• GIVEN PROBLEM: Scan the records below for the word "without" and give only the number of lines that hold it.

◆ ◆ ◆ ◆ ◆ ◆ ◆

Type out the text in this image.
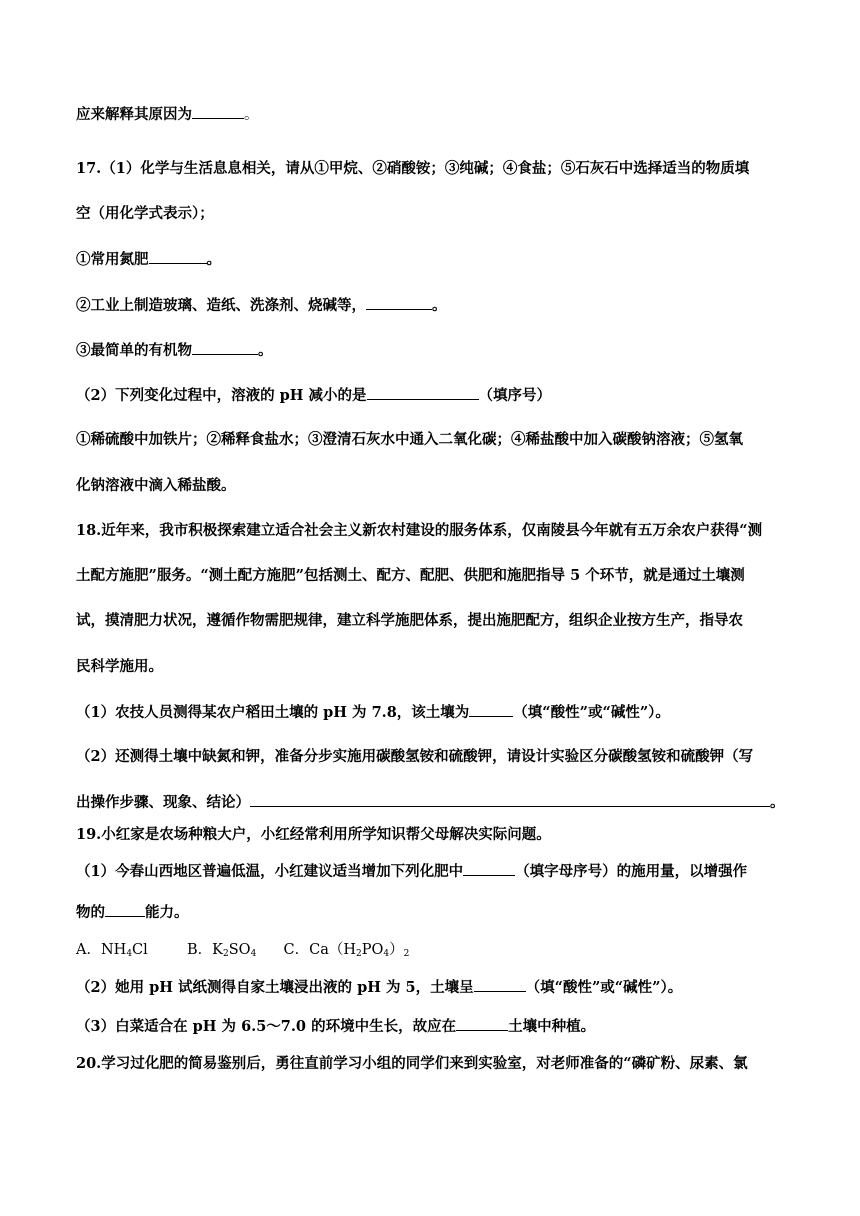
应来解释其原因为	。
17.（1）化学与生活息息相关，请从①甲烷、②硝酸铵；③纯碱；④食盐；⑤石灰石中选择适当的物质填
空（用化学式表示）；
①常用氮肥	。
②工业上制造玻璃、造纸、洗涤剂、烧碱等，	。
③最简单的有机物	。
（2）下列变化过程中，溶液的 pH 减小的是	（填序号）
①稀硫酸中加铁片；②稀释食盐水；③澄清石灰水中通入二氧化碳；④稀盐酸中加入碳酸钠溶液；⑤氢氧
化钠溶液中滴入稀盐酸。
18.近年来，我市积极探索建立适合社会主义新农村建设的服务体系，仅南陵县今年就有五万余农户获得“测
土配方施肥”服务。“测土配方施肥”包括测土、配方、配肥、供肥和施肥指导 5 个环节，就是通过土壤测
试，摸清肥力状况，遵循作物需肥规律，建立科学施肥体系，提出施肥配方，组织企业按方生产，指导农
民科学施用。
（1）农技人员测得某农户稻田土壤的 pH 为 7.8，该土壤为	（填“酸性”或“碱性”）。
（2）还测得土壤中缺氮和钾，准备分步实施用碳酸氢铵和硫酸钾，请设计实验区分碳酸氢铵和硫酸钾（写
出操作步骤、现象、结论）	。
19.小红家是农场种粮大户，小红经常利用所学知识帮父母解决实际问题。
（1）今春山西地区普遍低温，小红建议适当增加下列化肥中	（填字母序号）的施用量，以增强作
物的	能力。
A．$NH_4Cl$	B．$K_2SO_4$ C．$Ca(H_2PO_4)_2$
（2）她用 pH 试纸测得自家土壤浸出液的 pH 为 5，土壤呈	（填“酸性”或“碱性”）。
（3）白菜适合在 pH 为 6.5～7.0 的环境中生长，故应在	土壤中种植。
20.学习过化肥的简易鉴别后，勇往直前学习小组的同学们来到实验室，对老师准备的“磷矿粉、尿素、氯
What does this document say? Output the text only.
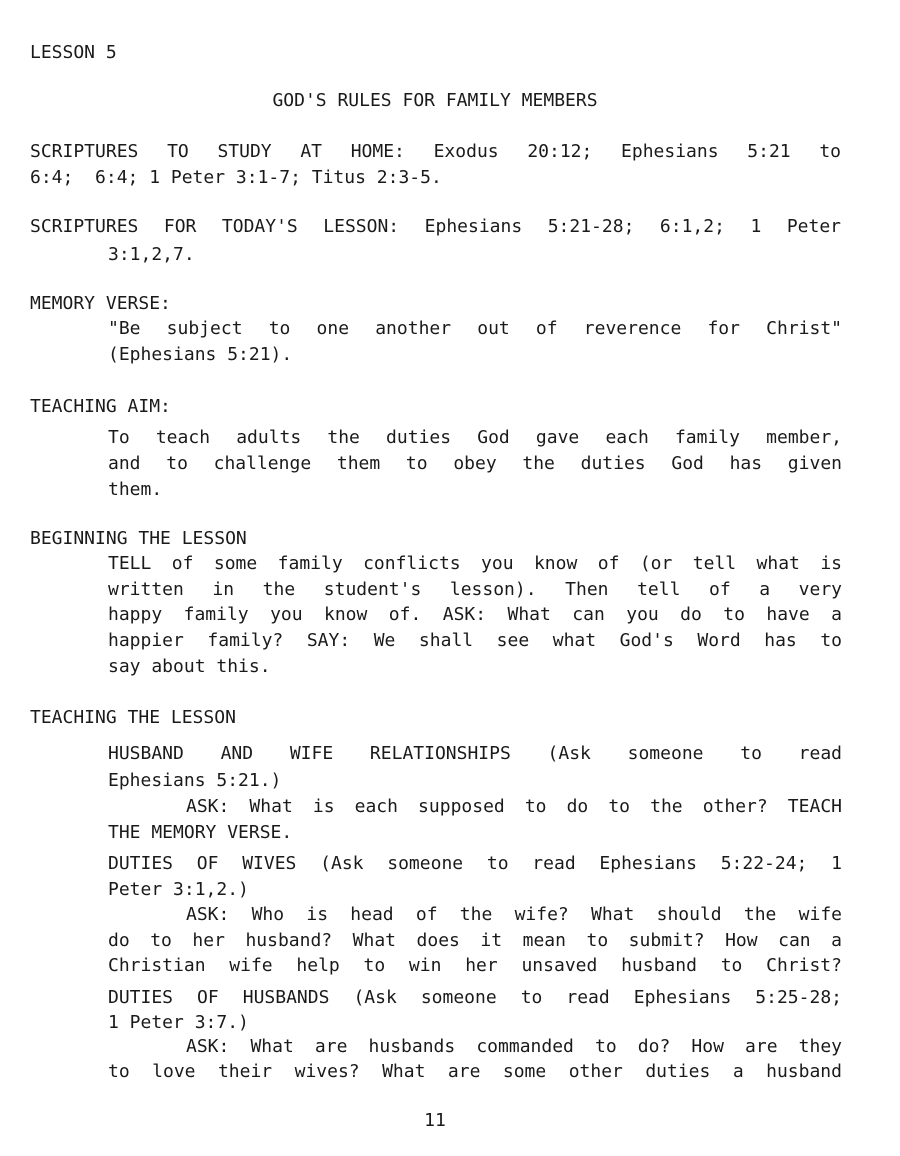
LESSON 5
GOD'S RULES FOR FAMILY MEMBERS
SCRIPTURES TO STUDY AT HOME: Exodus 20:12; Ephesians 5:21 to
6:4;  6:4; 1 Peter 3:1-7; Titus 2:3-5.
SCRIPTURES FOR TODAY'S LESSON: Ephesians 5:21-28; 6:1,2; 1 Peter
3:1,2,7.
MEMORY VERSE:
"Be subject to one another out of reverence for Christ"
(Ephesians 5:21).
TEACHING AIM:
To teach adults the duties God gave each family member,
and to challenge them to obey the duties God has given
them.
BEGINNING THE LESSON
TELL of some family conflicts you know of (or tell what is
written in the student's lesson). Then tell of a very
happy family you know of. ASK: What can you do to have a
happier family? SAY: We shall see what God's Word has to
say about this.
TEACHING THE LESSON
HUSBAND AND WIFE RELATIONSHIPS (Ask someone to read
Ephesians 5:21.)
ASK: What is each supposed to do to the other? TEACH
THE MEMORY VERSE.
DUTIES OF WIVES (Ask someone to read Ephesians 5:22-24; 1
Peter 3:1,2.)
ASK: Who is head of the wife? What should the wife
do to her husband? What does it mean to submit? How can a
Christian wife help to win her unsaved husband to Christ?
DUTIES OF HUSBANDS (Ask someone to read Ephesians 5:25-28;
1 Peter 3:7.)
ASK: What are husbands commanded to do? How are they
to love their wives? What are some other duties a husband
11
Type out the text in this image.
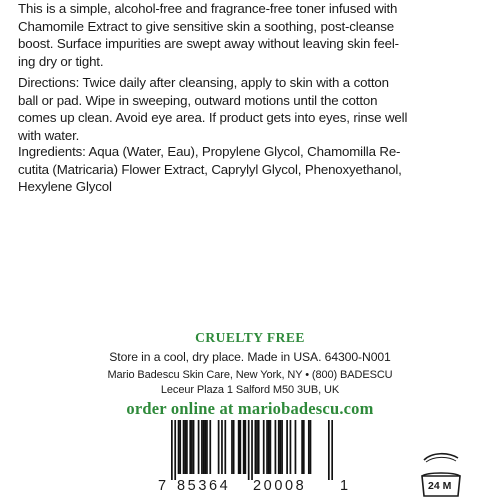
This is a simple, alcohol-free and fragrance-free toner infused with
Chamomile Extract to give sensitive skin a soothing, post-cleanse
boost. Surface impurities are swept away without leaving skin feel-
ing dry or tight.
Directions: Twice daily after cleansing, apply to skin with a cotton
ball or pad. Wipe in sweeping, outward motions until the cotton
comes up clean. Avoid eye area. If product gets into eyes, rinse well
with water.
Ingredients: Aqua (Water, Eau), Propylene Glycol, Chamomilla Re-
cutita (Matricaria) Flower Extract, Caprylyl Glycol, Phenoxyethanol,
Hexylene Glycol
CRUELTY FREE
Store in a cool, dry place. Made in USA. 64300-N001
Mario Badescu Skin Care, New York, NY • (800) BADESCU
Leceur Plaza 1 Salford M50 3UB, UK
order online at mariobadescu.com
7 85364 20008 1	24 M
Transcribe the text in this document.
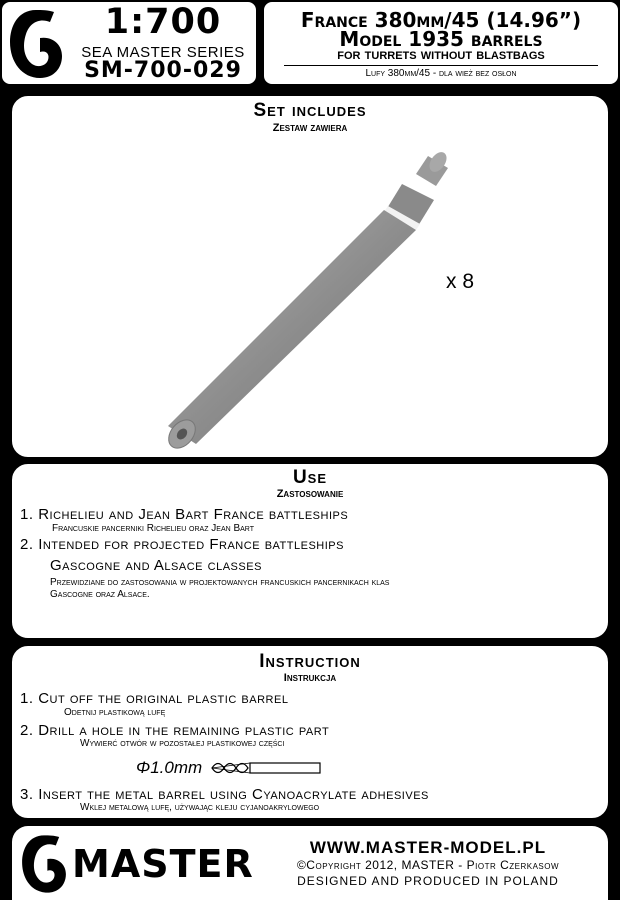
1:700
SEA MASTER SERIES
SM-700-029
France 380mm/45 (14.96”)
Model 1935 barrels
for turrets without blastbags
Lufy 380mm/45 - dla wież bez osłon
Set includes
Zestaw zawiera
x 8
Use
Zastosowanie
1. Richelieu and Jean Bart France battleships
Francuskie pancerniki Richelieu oraz Jean Bart
2. Intended for projected France battleships
Gascogne and Alsace classes
Przewidziane do zastosowania w projektowanych francuskich pancernikach klas
Gascogne oraz Alsace.
Instruction
Instrukcja
1. Cut off the original plastic barrel
Odetnij plastikową lufę
2. Drill a hole in the remaining plastic part
Wywierć otwór w pozostałej plastikowej części
Φ1.0mm
3. Insert the metal barrel using Cyanoacrylate adhesives
Wklej metalową lufę, używając kleju cyjanoakrylowego
MASTER	WWW.MASTER-MODEL.PL
©Copyright 2012, MASTER - Piotr Czerkasow
DESIGNED AND PRODUCED IN POLAND
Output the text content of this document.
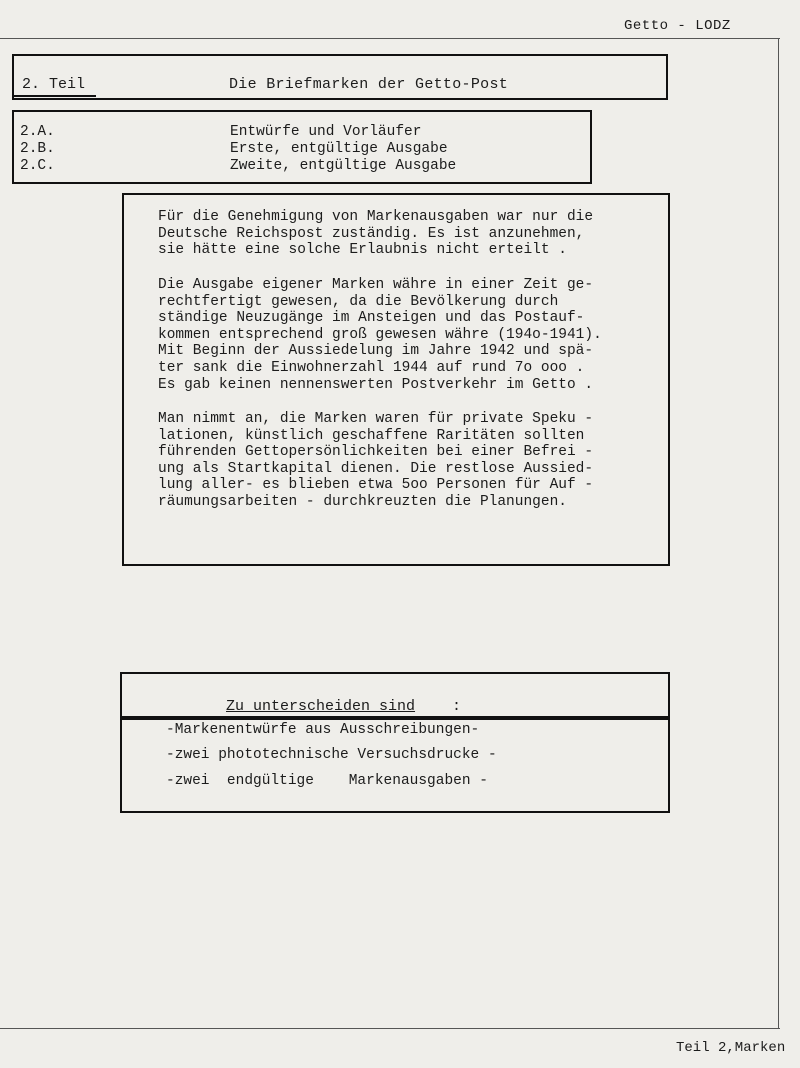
Getto - LODZ
2. Teil	Die Briefmarken der Getto-Post
2.A.	Entwürfe und Vorläufer
2.B.	Erste, entgültige Ausgabe
2.C.	Zweite, entgültige Ausgabe
Für die Genehmigung von Markenausgaben war nur die
Deutsche Reichspost zuständig. Es ist anzunehmen,
sie hätte eine solche Erlaubnis nicht erteilt .
Die Ausgabe eigener Marken währe in einer Zeit ge-
rechtfertigt gewesen, da die Bevölkerung durch
ständige Neuzugänge im Ansteigen und das Postauf-
kommen entsprechend groß gewesen währe (194o-1941).
Mit Beginn der Aussiedelung im Jahre 1942 und spä-
ter sank die Einwohnerzahl 1944 auf rund 7o ooo .
Es gab keinen nennenswerten Postverkehr im Getto .
Man nimmt an, die Marken waren für private Speku -
lationen, künstlich geschaffene Raritäten sollten
führenden Gettopersönlichkeiten bei einer Befrei -
ung als Startkapital dienen. Die restlose Aussied-
lung aller- es blieben etwa 5oo Personen für Auf -
räumungsarbeiten - durchkreuzten die Planungen.
Zu unterscheiden sind :
-Markenentwürfe aus Ausschreibungen-
-zwei phototechnische Versuchsdrucke -
-zwei  endgültige    Markenausgaben -
Teil 2,Marken
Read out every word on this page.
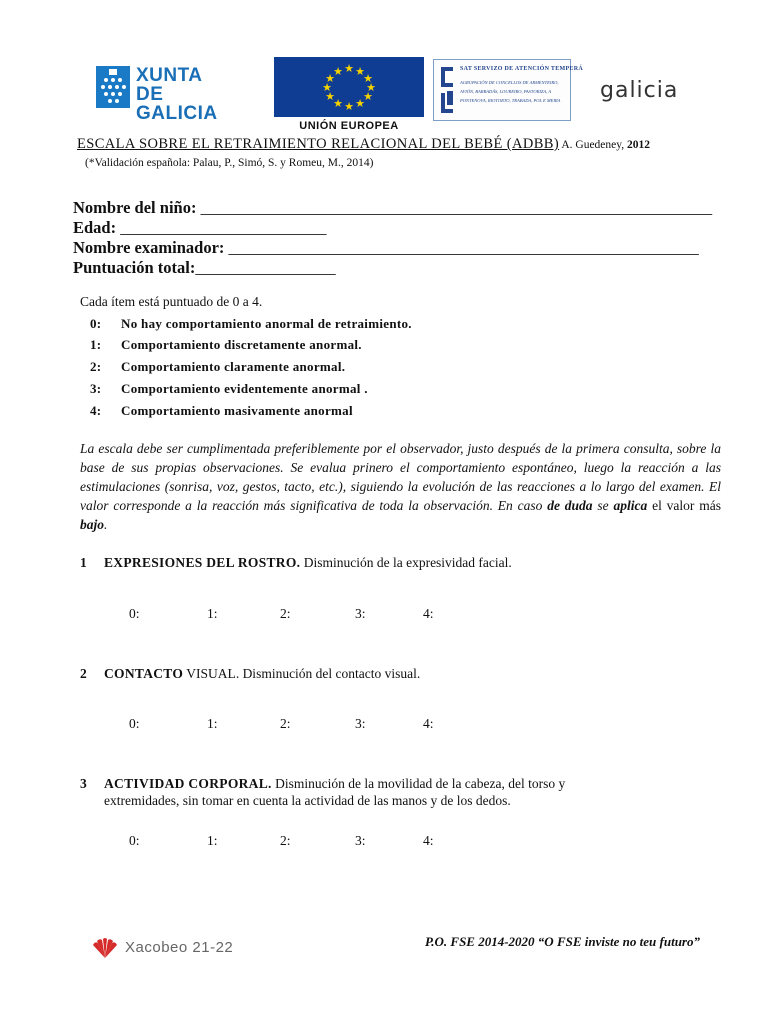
XUNTA
DE GALICIA
★ ★
★
★
★
★
★
★
★
★
★
★
UNIÓN EUROPEA
SAT SERVIZO DE ATENCIÓN TEMPERÁ
AGRUPACIÓN DE CONCELLOS DE ARMENTEIRO, AVIÓN, BARBADÁS, LOUREIRO, PASTORIZA, A PONTENOVA, RIOTORTO, TRABADA, POL E MEIRA	galicia
ESCALA SOBRE EL RETRAIMIENTO RELACIONAL DEL BEBÉ (ADBB) A. Guedeney, 2012
(*Validación española: Palau, P., Simó, S. y Romeu, M., 2014)
Nombre del niño: ______________________________________________________________
Edad: _________________________
Nombre examinador: _________________________________________________________
Puntuación total:_________________
Cada ítem está puntuado de 0 a 4.
0: No hay comportamiento anormal de retraimiento.
1: Comportamiento discretamente anormal.
2: Comportamiento claramente anormal.
3: Comportamiento evidentemente anormal .
4: Comportamiento masivamente anormal
La escala debe ser cumplimentada preferiblemente por el observador, justo después de la primera consulta, sobre la base de sus propias observaciones. Se evalua prinero el comportamiento espontáneo, luego la reacción a las estimulaciones (sonrisa, voz, gestos, tacto, etc.), siguiendo la evolución de las reacciones a lo largo del examen. El valor corresponde a la reacción más significativa de toda la observación. En caso de duda se aplica el valor más bajo.
1 EXPRESIONES DEL ROSTRO. Disminución de la expresividad facial.
0:	1:	2:	3:	4:
2 CONTACTO VISUAL. Disminución del contacto visual.
0:	1:	2:	3:	4:
3 ACTIVIDAD CORPORAL. Disminución de la movilidad de la cabeza, del torso y
extremidades, sin tomar en cuenta la actividad de las manos y de los dedos.
0:	1:	2:	3:	4:
Xacobeo 21-22	P.O. FSE 2014-2020 “O FSE inviste no teu futuro”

◆ ◆ ◆ ◆ ◆ ◆ ◆

• SOLVED EXERCISE: 2